*Short problem*: Give the number of lines that contain the string "equilibrium", please, and nothing else.
+ + + +
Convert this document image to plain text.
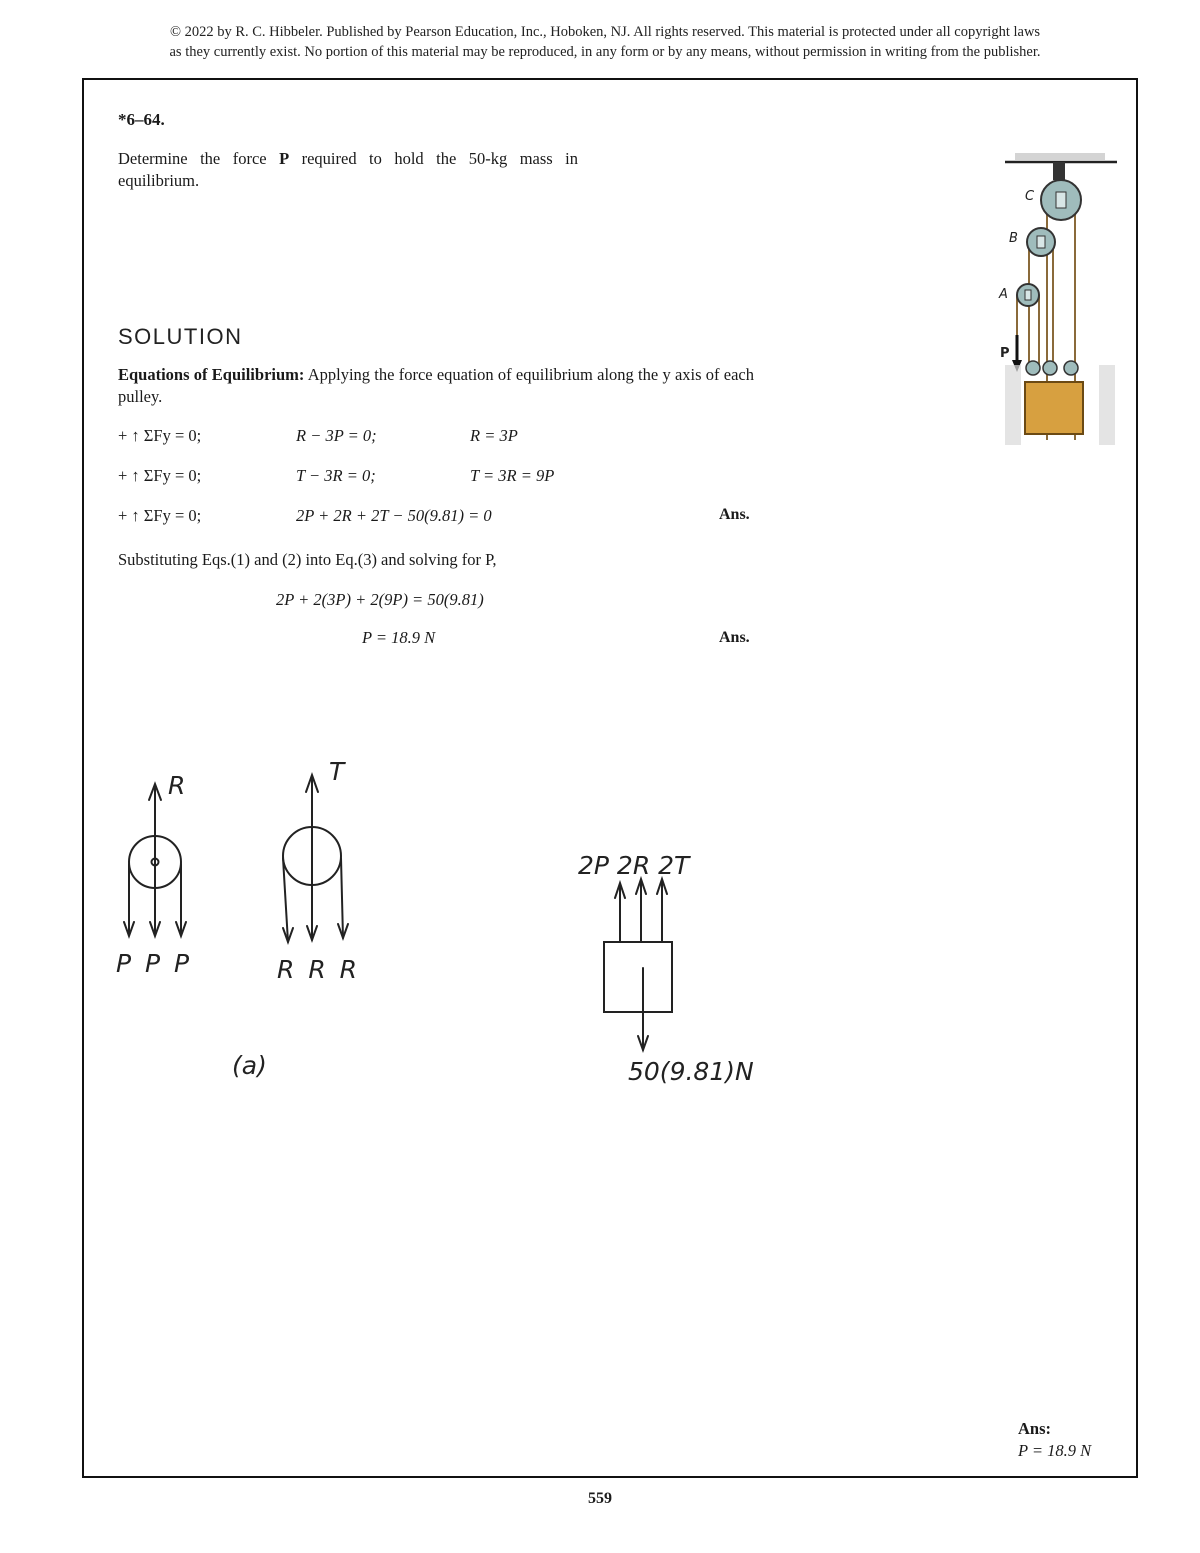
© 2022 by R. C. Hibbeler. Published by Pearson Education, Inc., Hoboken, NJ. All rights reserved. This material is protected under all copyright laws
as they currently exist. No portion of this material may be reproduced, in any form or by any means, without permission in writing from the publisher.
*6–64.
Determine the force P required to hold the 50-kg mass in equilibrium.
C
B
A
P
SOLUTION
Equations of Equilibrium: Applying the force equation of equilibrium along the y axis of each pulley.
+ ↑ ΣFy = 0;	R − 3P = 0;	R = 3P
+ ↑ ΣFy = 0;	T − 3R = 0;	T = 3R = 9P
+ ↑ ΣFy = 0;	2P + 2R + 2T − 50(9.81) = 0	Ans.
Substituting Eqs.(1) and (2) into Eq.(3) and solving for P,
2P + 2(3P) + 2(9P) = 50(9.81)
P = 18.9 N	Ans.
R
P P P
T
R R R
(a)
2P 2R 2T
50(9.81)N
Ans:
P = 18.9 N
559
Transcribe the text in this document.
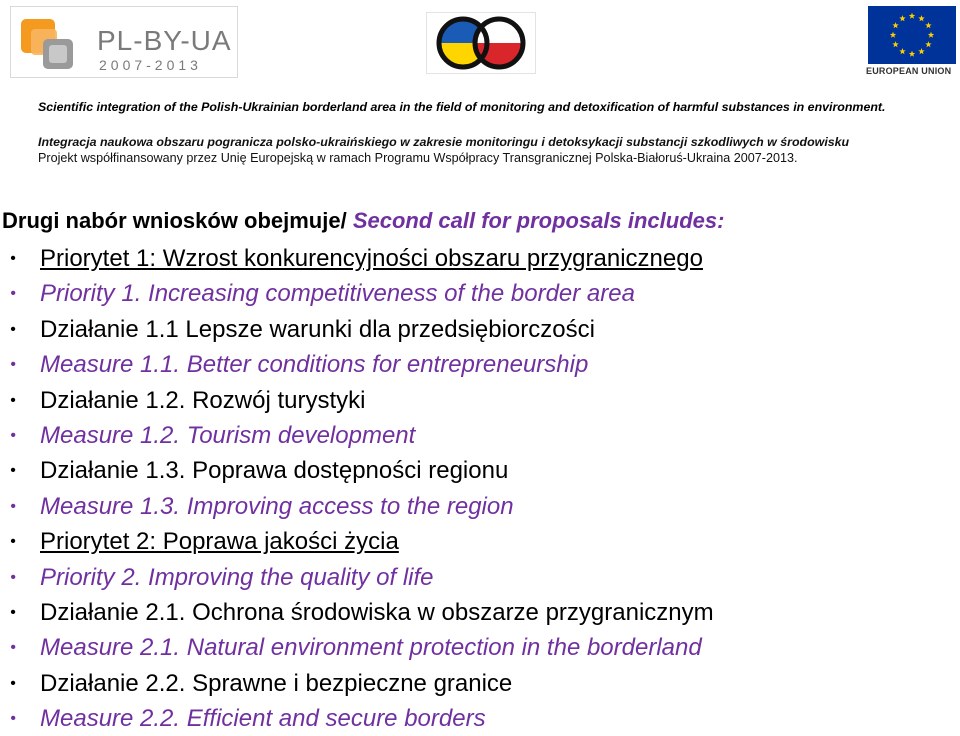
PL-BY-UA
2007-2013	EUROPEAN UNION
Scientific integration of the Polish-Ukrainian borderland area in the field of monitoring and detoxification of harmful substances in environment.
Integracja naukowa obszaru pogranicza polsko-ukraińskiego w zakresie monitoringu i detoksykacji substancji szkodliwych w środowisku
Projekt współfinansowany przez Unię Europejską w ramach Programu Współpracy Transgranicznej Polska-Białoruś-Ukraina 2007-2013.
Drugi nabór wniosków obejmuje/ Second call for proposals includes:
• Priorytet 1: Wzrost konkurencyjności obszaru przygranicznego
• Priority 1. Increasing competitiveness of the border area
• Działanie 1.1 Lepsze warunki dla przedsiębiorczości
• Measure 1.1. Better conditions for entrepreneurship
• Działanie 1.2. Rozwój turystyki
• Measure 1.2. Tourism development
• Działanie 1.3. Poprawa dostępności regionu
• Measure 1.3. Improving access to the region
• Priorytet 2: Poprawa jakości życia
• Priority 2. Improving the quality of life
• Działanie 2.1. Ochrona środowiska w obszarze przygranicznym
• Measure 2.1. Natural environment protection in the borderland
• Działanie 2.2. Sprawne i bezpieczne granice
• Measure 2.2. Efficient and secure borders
+ + + +
*Reply*: 2